(Dataset rows)
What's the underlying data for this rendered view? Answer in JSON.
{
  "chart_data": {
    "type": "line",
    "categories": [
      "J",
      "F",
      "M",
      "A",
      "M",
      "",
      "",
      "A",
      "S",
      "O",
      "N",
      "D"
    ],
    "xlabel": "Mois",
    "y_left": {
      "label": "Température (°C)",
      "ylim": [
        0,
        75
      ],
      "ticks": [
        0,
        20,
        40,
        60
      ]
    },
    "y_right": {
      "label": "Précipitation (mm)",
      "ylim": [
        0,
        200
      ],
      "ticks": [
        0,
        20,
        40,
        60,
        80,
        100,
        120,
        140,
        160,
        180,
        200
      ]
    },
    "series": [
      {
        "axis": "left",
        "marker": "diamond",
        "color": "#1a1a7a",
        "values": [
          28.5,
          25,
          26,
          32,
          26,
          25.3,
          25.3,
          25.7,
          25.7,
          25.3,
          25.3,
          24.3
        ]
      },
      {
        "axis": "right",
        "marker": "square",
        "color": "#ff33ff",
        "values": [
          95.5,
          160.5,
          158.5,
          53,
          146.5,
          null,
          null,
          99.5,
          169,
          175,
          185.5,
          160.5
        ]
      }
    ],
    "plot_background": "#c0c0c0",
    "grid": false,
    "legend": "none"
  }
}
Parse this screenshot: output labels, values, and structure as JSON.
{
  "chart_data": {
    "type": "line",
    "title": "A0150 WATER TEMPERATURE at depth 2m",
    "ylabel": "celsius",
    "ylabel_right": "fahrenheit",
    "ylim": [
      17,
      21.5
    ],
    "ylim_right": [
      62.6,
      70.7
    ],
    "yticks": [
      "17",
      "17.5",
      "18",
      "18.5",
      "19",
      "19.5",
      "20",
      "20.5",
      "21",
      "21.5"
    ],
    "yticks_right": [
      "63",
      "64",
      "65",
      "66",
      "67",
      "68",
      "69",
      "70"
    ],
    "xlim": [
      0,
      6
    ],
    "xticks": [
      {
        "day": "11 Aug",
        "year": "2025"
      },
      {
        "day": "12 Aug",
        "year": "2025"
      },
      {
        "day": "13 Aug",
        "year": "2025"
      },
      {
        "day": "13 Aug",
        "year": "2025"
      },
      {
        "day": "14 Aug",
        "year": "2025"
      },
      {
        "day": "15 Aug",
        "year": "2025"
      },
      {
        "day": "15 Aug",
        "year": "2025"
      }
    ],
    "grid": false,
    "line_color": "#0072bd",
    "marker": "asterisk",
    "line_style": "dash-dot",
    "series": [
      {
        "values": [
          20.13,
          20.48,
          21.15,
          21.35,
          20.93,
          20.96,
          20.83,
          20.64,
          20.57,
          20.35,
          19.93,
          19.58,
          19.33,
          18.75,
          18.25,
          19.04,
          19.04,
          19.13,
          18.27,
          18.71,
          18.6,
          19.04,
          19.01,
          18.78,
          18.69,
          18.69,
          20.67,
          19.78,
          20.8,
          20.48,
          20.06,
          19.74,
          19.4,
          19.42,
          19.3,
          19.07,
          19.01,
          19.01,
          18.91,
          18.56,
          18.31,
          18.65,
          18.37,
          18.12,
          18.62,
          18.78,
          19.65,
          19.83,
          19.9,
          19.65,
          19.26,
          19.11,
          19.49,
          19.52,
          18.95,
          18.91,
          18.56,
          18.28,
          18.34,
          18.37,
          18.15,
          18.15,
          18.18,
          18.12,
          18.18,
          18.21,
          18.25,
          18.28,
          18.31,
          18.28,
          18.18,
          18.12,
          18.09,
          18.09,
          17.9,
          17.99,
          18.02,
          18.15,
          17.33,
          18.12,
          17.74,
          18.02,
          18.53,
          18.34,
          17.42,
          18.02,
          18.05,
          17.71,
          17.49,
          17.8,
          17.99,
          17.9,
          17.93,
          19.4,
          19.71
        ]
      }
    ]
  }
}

[Stated goal] Retype the listing exactly, in full.

[The completed task]
What's the underlying data for this rendered view? Answer in JSON.
{
  "chart_data": {
    "type": "line",
    "categories": [
      "J",
      "F",
      "M",
      "A",
      "M",
      "",
      "",
      "A",
      "S",
      "O",
      "N",
      "D"
    ],
    "xlabel": "Mois",
    "y_left": {
      "label": "Température (°C)",
      "ylim": [
        0,
        75
      ],
      "ticks": [
        0,
        20,
        40,
        60
      ]
    },
    "y_right": {
      "label": "Précipitation (mm)",
      "ylim": [
        0,
        200
      ],
      "ticks": [
        0,
        20,
        40,
        60,
        80,
        100,
        120,
        140,
        160,
        180,
        200
      ]
    },
    "series": [
      {
        "axis": "left",
        "marker": "diamond",
        "color": "#1a1a7a",
        "values": [
          28.5,
          25,
          26,
          32,
          26,
          25.3,
          25.3,
          25.7,
          25.7,
          25.3,
          25.3,
          24.3
        ]
      },
      {
        "axis": "right",
        "marker": "square",
        "color": "#ff33ff",
        "values": [
          95.5,
          160.5,
          158.5,
          53,
          146.5,
          null,
          null,
          99.5,
          169,
          175,
          185.5,
          160.5
        ]
      }
    ],
    "plot_background": "#c0c0c0",
    "grid": false,
    "legend": "none"
  }
}
Parse this screenshot: output labels, values, and structure as JSON.
{
  "chart_data": {
    "type": "line",
    "title": "A0150 WATER TEMPERATURE at depth 2m",
    "ylabel": "celsius",
    "ylabel_right": "fahrenheit",
    "ylim": [
      17,
      21.5
    ],
    "ylim_right": [
      62.6,
      70.7
    ],
    "yticks": [
      "17",
      "17.5",
      "18",
      "18.5",
      "19",
      "19.5",
      "20",
      "20.5",
      "21",
      "21.5"
    ],
    "yticks_right": [
      "63",
      "64",
      "65",
      "66",
      "67",
      "68",
      "69",
      "70"
    ],
    "xlim": [
      0,
      6
    ],
    "xticks": [
      {
        "day": "11 Aug",
        "year": "2025"
      },
      {
        "day": "12 Aug",
        "year": "2025"
      },
      {
        "day": "13 Aug",
        "year": "2025"
      },
      {
        "day": "13 Aug",
        "year": "2025"
      },
      {
        "day": "14 Aug",
        "year": "2025"
      },
      {
        "day": "15 Aug",
        "year": "2025"
      },
      {
        "day": "15 Aug",
        "year": "2025"
      }
    ],
    "grid": false,
    "line_color": "#0072bd",
    "marker": "asterisk",
    "line_style": "dash-dot",
    "series": [
      {
        "values": [
          20.13,
          20.48,
          21.15,
          21.35,
          20.93,
          20.96,
          20.83,
          20.64,
          20.57,
          20.35,
          19.93,
          19.58,
          19.33,
          18.75,
          18.25,
          19.04,
          19.04,
          19.13,
          18.27,
          18.71,
          18.6,
          19.04,
          19.01,
          18.78,
          18.69,
          18.69,
          20.67,
          19.78,
          20.8,
          20.48,
          20.06,
          19.74,
          19.4,
          19.42,
          19.3,
          19.07,
          19.01,
          19.01,
          18.91,
          18.56,
          18.31,
          18.65,
          18.37,
          18.12,
          18.62,
          18.78,
          19.65,
          19.83,
          19.9,
          19.65,
          19.26,
          19.11,
          19.49,
          19.52,
          18.95,
          18.91,
          18.56,
          18.28,
          18.34,
          18.37,
          18.15,
          18.15,
          18.18,
          18.12,
          18.18,
          18.21,
          18.25,
          18.28,
          18.31,
          18.28,
          18.18,
          18.12,
          18.09,
          18.09,
          17.9,
          17.99,
          18.02,
          18.15,
          17.33,
          18.12,
          17.74,
          18.02,
          18.53,
          18.34,
          17.42,
          18.02,
          18.05,
          17.71,
          17.49,
          17.8,
          17.99,
          17.9,
          17.93,
          19.4,
          19.71
        ]
      }
    ]
  }
}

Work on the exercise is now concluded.